--- start Records shown ---

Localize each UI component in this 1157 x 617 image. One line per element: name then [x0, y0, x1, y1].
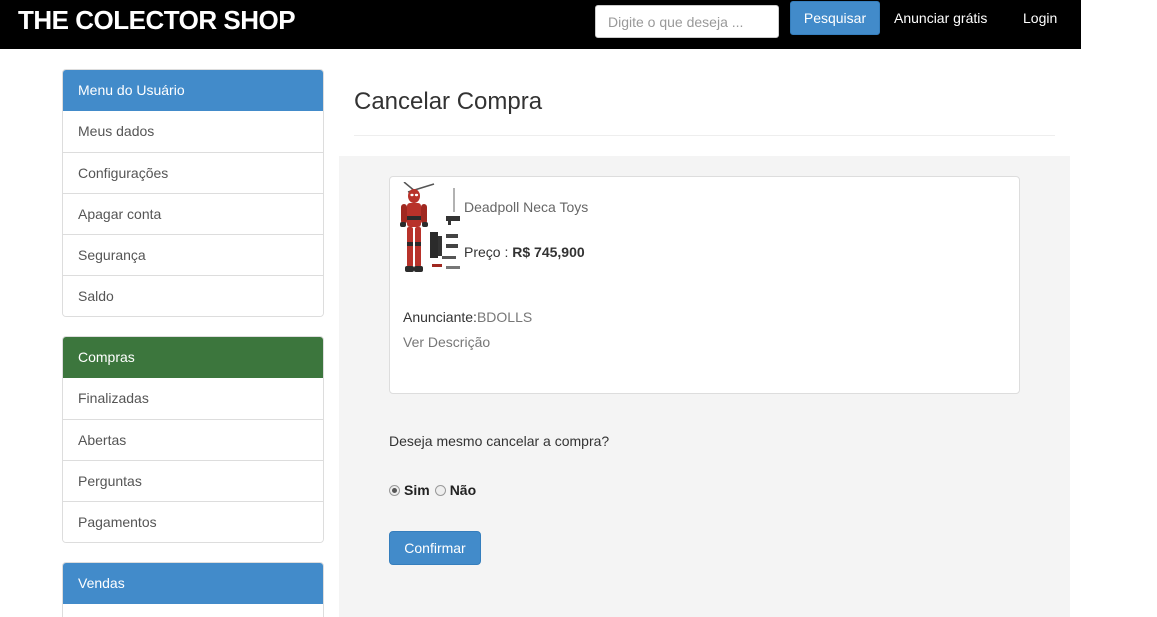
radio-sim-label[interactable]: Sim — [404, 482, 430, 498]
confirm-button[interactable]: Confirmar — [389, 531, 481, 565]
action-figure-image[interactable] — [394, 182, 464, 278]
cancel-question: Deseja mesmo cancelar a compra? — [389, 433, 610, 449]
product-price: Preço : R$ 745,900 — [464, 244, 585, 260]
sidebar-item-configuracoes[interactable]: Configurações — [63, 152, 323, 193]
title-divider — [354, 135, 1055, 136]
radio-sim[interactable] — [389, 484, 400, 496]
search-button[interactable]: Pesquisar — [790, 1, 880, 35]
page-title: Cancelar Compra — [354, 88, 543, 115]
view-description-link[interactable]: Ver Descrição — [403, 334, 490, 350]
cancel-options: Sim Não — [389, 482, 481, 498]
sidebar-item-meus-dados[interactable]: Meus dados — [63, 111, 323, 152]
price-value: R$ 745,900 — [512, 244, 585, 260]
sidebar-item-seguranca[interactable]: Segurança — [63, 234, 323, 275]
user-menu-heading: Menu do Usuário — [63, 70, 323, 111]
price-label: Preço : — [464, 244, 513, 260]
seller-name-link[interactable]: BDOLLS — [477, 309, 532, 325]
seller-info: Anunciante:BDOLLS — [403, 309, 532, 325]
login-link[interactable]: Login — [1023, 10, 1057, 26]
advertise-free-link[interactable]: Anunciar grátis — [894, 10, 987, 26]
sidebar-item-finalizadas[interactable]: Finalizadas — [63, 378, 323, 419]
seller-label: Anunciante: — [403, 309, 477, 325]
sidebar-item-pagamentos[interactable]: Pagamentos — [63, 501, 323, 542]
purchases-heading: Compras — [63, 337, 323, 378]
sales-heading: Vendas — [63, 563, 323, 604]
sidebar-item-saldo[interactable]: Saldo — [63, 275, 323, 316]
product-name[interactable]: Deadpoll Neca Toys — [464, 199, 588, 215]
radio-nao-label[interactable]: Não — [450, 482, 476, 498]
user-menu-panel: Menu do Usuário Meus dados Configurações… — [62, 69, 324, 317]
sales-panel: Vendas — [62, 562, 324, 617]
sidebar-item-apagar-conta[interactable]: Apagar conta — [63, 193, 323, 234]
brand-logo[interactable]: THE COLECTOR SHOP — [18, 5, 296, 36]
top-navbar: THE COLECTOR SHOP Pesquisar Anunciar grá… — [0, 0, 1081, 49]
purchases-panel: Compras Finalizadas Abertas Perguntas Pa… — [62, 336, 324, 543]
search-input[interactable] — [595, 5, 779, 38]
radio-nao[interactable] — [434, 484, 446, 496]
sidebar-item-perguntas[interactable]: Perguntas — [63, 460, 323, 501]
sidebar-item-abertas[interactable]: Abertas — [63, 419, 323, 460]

--- end Records shown ---
--- start Records shown ---

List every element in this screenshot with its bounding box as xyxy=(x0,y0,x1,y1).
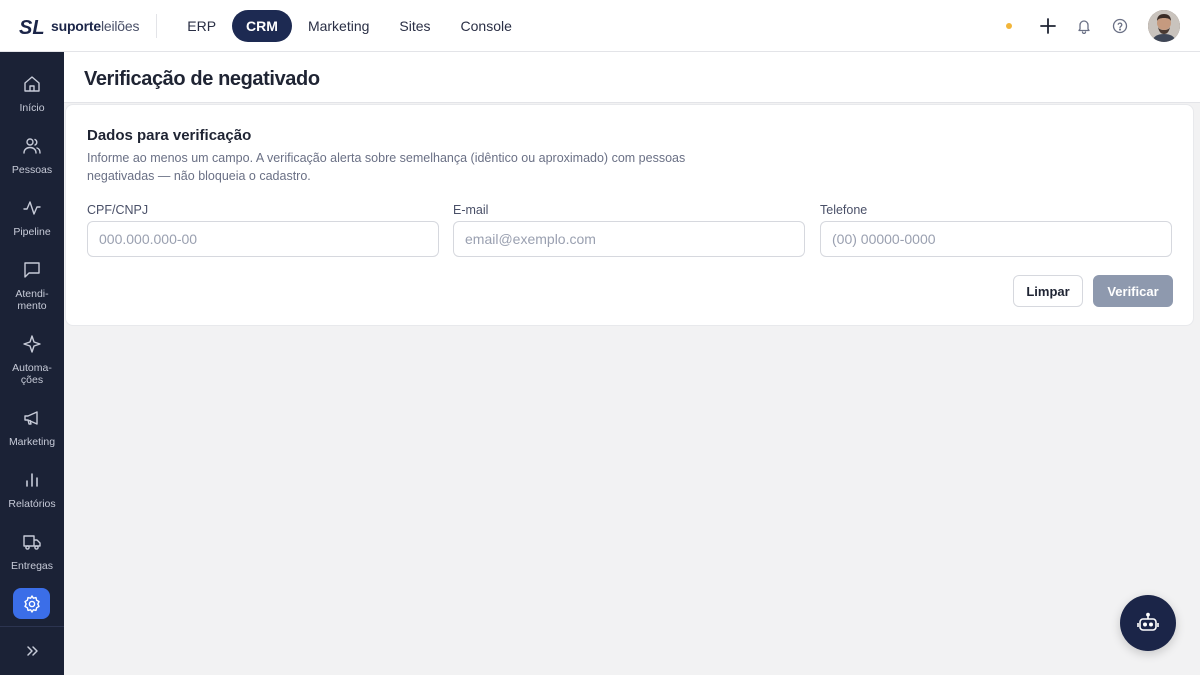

--- end Records shown ---

*Job:* Retype the lines above, from the line containing "Localize each UI" through the line containing "radio-sim[interactable] — [389, 484, 400, 496]", both included, without changing anything. Omit the picture from your answer.

*Answer to the task:*
Localize each UI component in this 1157 x 617 image. One line per element: name then [x0, y0, x1, y1].
radio-sim-label[interactable]: Sim — [404, 482, 430, 498]
confirm-button[interactable]: Confirmar — [389, 531, 481, 565]
action-figure-image[interactable] — [394, 182, 464, 278]
cancel-question: Deseja mesmo cancelar a compra? — [389, 433, 610, 449]
product-price: Preço : R$ 745,900 — [464, 244, 585, 260]
sidebar-item-configuracoes[interactable]: Configurações — [63, 152, 323, 193]
title-divider — [354, 135, 1055, 136]
radio-sim[interactable] — [389, 484, 400, 496]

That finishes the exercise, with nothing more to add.